The exercise: Identify the lines containing the word "gmail". Copy each one.

───

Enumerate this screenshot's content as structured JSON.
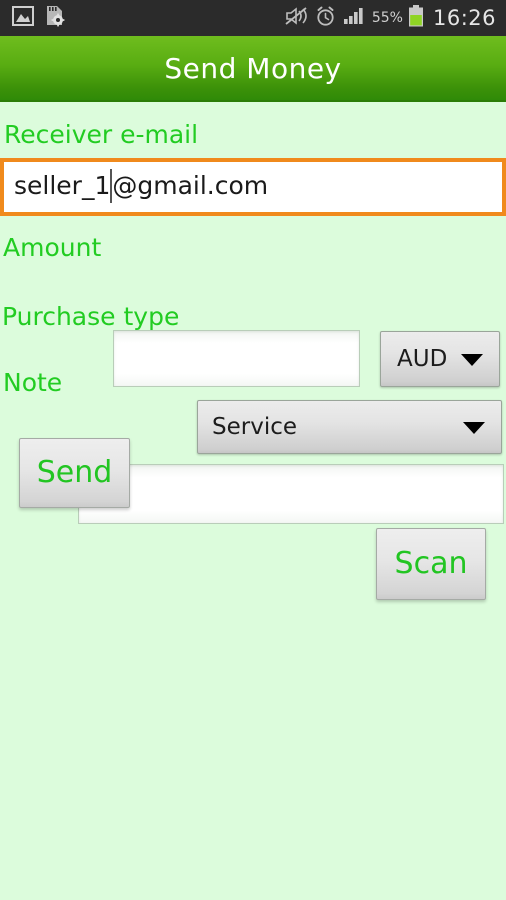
{
  "status_bar": {
    "left_icons": [
      {
        "name": "gallery-image-icon",
        "label": "Screenshot captured"
      },
      {
        "name": "sd-card-settings-icon",
        "label": "SD card settings"
      }
    ],
    "right_icons": [
      {
        "name": "sound-mute-icon",
        "label": "Sound muted"
      },
      {
        "name": "alarm-clock-icon",
        "label": "Alarm set"
      },
      {
        "name": "signal-bars-icon",
        "label": "Signal strength"
      },
      {
        "name": "battery-icon",
        "label": "Battery"
      }
    ],
    "battery_percent": "55%",
    "clock": "16:26"
  },
  "header": {
    "title": "Send Money"
  },
  "form": {
    "email": {
      "label": "Receiver e-mail",
      "value_before_caret": "seller_1",
      "value_after_caret": "@gmail.com",
      "full_value": "seller_1@gmail.com",
      "focused": true,
      "focus_border_color": "#f08a1c"
    },
    "amount": {
      "label": "Amount",
      "value": "",
      "placeholder": ""
    },
    "currency": {
      "selected": "AUD"
    },
    "purchase_type": {
      "label": "Purchase type",
      "selected": "Service"
    },
    "note": {
      "label": "Note",
      "value": "",
      "placeholder": ""
    }
  },
  "buttons": {
    "send": "Send",
    "scan": "Scan"
  },
  "colors": {
    "page_background": "#dcfcdc",
    "header_gradient_top": "#6fbd1e",
    "header_gradient_bottom": "#2f8a08",
    "label_green": "#22cc22",
    "button_text_green": "#22c522",
    "focus_orange": "#f08a1c",
    "status_bar_background": "#2b2b2b"
  }
}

───

Solution for this task:
      "value_after_caret": "@gmail.com",
      "full_value": "seller_1@gmail.com",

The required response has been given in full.